- GIVEN RECORDS
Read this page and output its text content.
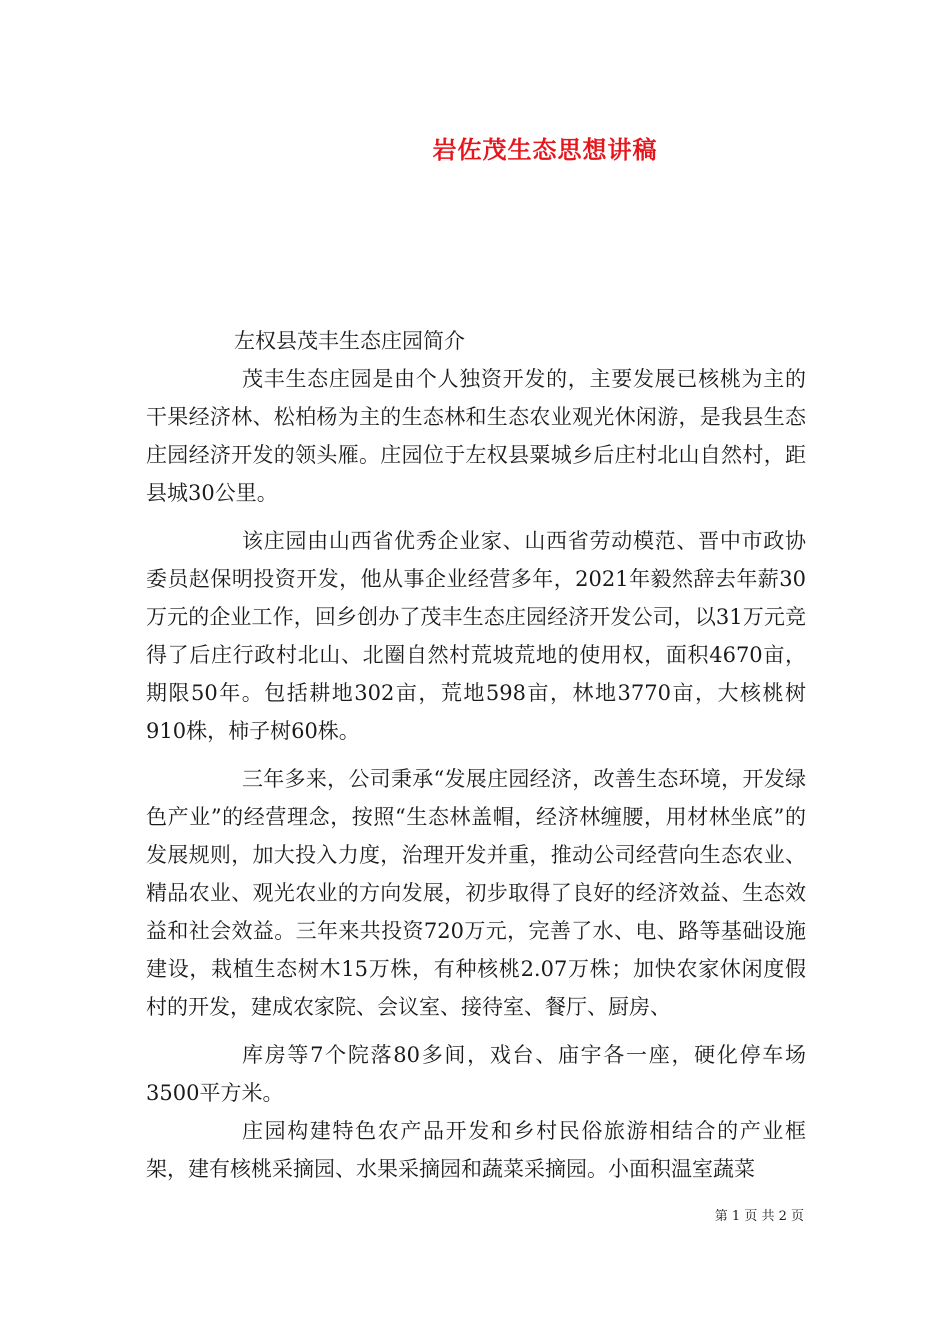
岩佐茂生态思想讲稿

左权县茂丰生态庄园简介

茂丰生态庄园是由个人独资开发的，主要发展已核桃为主的干果经济林、松柏杨为主的生态林和生态农业观光休闲游，是我县生态庄园经济开发的领头雁。庄园位于左权县粟城乡后庄村北山自然村，距县城30公里。

该庄园由山西省优秀企业家、山西省劳动模范、晋中市政协委员赵保明投资开发，他从事企业经营多年，2021年毅然辞去年薪30万元的企业工作，回乡创办了茂丰生态庄园经济开发公司，以31万元竞得了后庄行政村北山、北圈自然村荒坡荒地的使用权，面积4670亩，期限50年。包括耕地302亩，荒地598亩，林地3770亩，大核桃树910株，柿子树60株。

三年多来，公司秉承“发展庄园经济，改善生态环境，开发绿色产业”的经营理念，按照“生态林盖帽，经济林缠腰，用材林坐底”的发展规则，加大投入力度，治理开发并重，推动公司经营向生态农业、精品农业、观光农业的方向发展，初步取得了良好的经济效益、生态效益和社会效益。三年来共投资720万元，完善了水、电、路等基础设施建设，栽植生态树木15万株，有种核桃2.07万株；加快农家休闲度假村的开发，建成农家院、会议室、接待室、餐厅、厨房、

库房等7个院落80多间，戏台、庙宇各一座，硬化停车场3500平方米。

庄园构建特色农产品开发和乡村民俗旅游相结合的产业框架，建有核桃采摘园、水果采摘园和蔬菜采摘园。小面积温室蔬菜

第 1 页 共 2 页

- WHAT THE TASK REQUIRES
Repeat the data exactly, without the pictures.

- WRITTEN REPLY
Read this page and output its text content.
岩佐茂生态思想讲稿

左权县茂丰生态庄园简介

茂丰生态庄园是由个人独资开发的，主要发展已核桃为主的干果经济林、松柏杨为主的生态林和生态农业观光休闲游，是我县生态庄园经济开发的领头雁。庄园位于左权县粟城乡后庄村北山自然村，距县城30公里。

该庄园由山西省优秀企业家、山西省劳动模范、晋中市政协委员赵保明投资开发，他从事企业经营多年，2021年毅然辞去年薪30万元的企业工作，回乡创办了茂丰生态庄园经济开发公司，以31万元竞得了后庄行政村北山、北圈自然村荒坡荒地的使用权，面积4670亩，期限50年。包括耕地302亩，荒地598亩，林地3770亩，大核桃树910株，柿子树60株。

三年多来，公司秉承“发展庄园经济，改善生态环境，开发绿色产业”的经营理念，按照“生态林盖帽，经济林缠腰，用材林坐底”的发展规则，加大投入力度，治理开发并重，推动公司经营向生态农业、精品农业、观光农业的方向发展，初步取得了良好的经济效益、生态效益和社会效益。三年来共投资720万元，完善了水、电、路等基础设施建设，栽植生态树木15万株，有种核桃2.07万株；加快农家休闲度假村的开发，建成农家院、会议室、接待室、餐厅、厨房、

库房等7个院落80多间，戏台、庙宇各一座，硬化停车场3500平方米。

庄园构建特色农产品开发和乡村民俗旅游相结合的产业框架，建有核桃采摘园、水果采摘园和蔬菜采摘园。小面积温室蔬菜

第 1 页 共 2 页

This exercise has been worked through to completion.